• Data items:
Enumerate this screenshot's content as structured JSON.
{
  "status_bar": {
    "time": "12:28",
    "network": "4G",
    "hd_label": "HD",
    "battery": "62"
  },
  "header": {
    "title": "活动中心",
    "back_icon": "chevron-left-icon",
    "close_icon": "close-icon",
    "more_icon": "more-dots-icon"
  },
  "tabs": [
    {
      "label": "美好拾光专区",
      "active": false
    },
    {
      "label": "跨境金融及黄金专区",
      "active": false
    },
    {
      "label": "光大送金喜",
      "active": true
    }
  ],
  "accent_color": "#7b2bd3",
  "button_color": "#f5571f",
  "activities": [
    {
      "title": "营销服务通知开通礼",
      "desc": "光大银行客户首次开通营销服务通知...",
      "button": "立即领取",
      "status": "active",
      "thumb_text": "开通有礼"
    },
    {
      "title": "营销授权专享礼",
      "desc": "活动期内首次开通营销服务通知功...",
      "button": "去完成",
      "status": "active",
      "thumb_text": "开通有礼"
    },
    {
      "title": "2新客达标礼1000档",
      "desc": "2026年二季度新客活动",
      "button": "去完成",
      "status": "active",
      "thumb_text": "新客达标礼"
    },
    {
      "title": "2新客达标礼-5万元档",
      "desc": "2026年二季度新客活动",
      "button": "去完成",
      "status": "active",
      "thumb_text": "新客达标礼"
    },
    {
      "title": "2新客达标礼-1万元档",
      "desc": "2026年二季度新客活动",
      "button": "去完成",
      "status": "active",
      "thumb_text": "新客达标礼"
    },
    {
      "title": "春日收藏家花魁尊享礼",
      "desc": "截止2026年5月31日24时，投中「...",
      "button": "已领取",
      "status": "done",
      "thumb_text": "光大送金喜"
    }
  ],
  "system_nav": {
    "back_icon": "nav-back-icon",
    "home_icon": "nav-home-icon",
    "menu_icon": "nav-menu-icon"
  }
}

• REQUIRED TASK: Write out all of the records above exactly as they appear.

• EXERCISE SOLUTION:
Enumerate this screenshot's content as structured JSON.
{
  "status_bar": {
    "time": "12:28",
    "network": "4G",
    "hd_label": "HD",
    "battery": "62"
  },
  "header": {
    "title": "活动中心",
    "back_icon": "chevron-left-icon",
    "close_icon": "close-icon",
    "more_icon": "more-dots-icon"
  },
  "tabs": [
    {
      "label": "美好拾光专区",
      "active": false
    },
    {
      "label": "跨境金融及黄金专区",
      "active": false
    },
    {
      "label": "光大送金喜",
      "active": true
    }
  ],
  "accent_color": "#7b2bd3",
  "button_color": "#f5571f",
  "activities": [
    {
      "title": "营销服务通知开通礼",
      "desc": "光大银行客户首次开通营销服务通知...",
      "button": "立即领取",
      "status": "active",
      "thumb_text": "开通有礼"
    },
    {
      "title": "营销授权专享礼",
      "desc": "活动期内首次开通营销服务通知功...",
      "button": "去完成",
      "status": "active",
      "thumb_text": "开通有礼"
    },
    {
      "title": "2新客达标礼1000档",
      "desc": "2026年二季度新客活动",
      "button": "去完成",
      "status": "active",
      "thumb_text": "新客达标礼"
    },
    {
      "title": "2新客达标礼-5万元档",
      "desc": "2026年二季度新客活动",
      "button": "去完成",
      "status": "active",
      "thumb_text": "新客达标礼"
    },
    {
      "title": "2新客达标礼-1万元档",
      "desc": "2026年二季度新客活动",
      "button": "去完成",
      "status": "active",
      "thumb_text": "新客达标礼"
    },
    {
      "title": "春日收藏家花魁尊享礼",
      "desc": "截止2026年5月31日24时，投中「...",
      "button": "已领取",
      "status": "done",
      "thumb_text": "光大送金喜"
    }
  ],
  "system_nav": {
    "back_icon": "nav-back-icon",
    "home_icon": "nav-home-icon",
    "menu_icon": "nav-menu-icon"
  }
}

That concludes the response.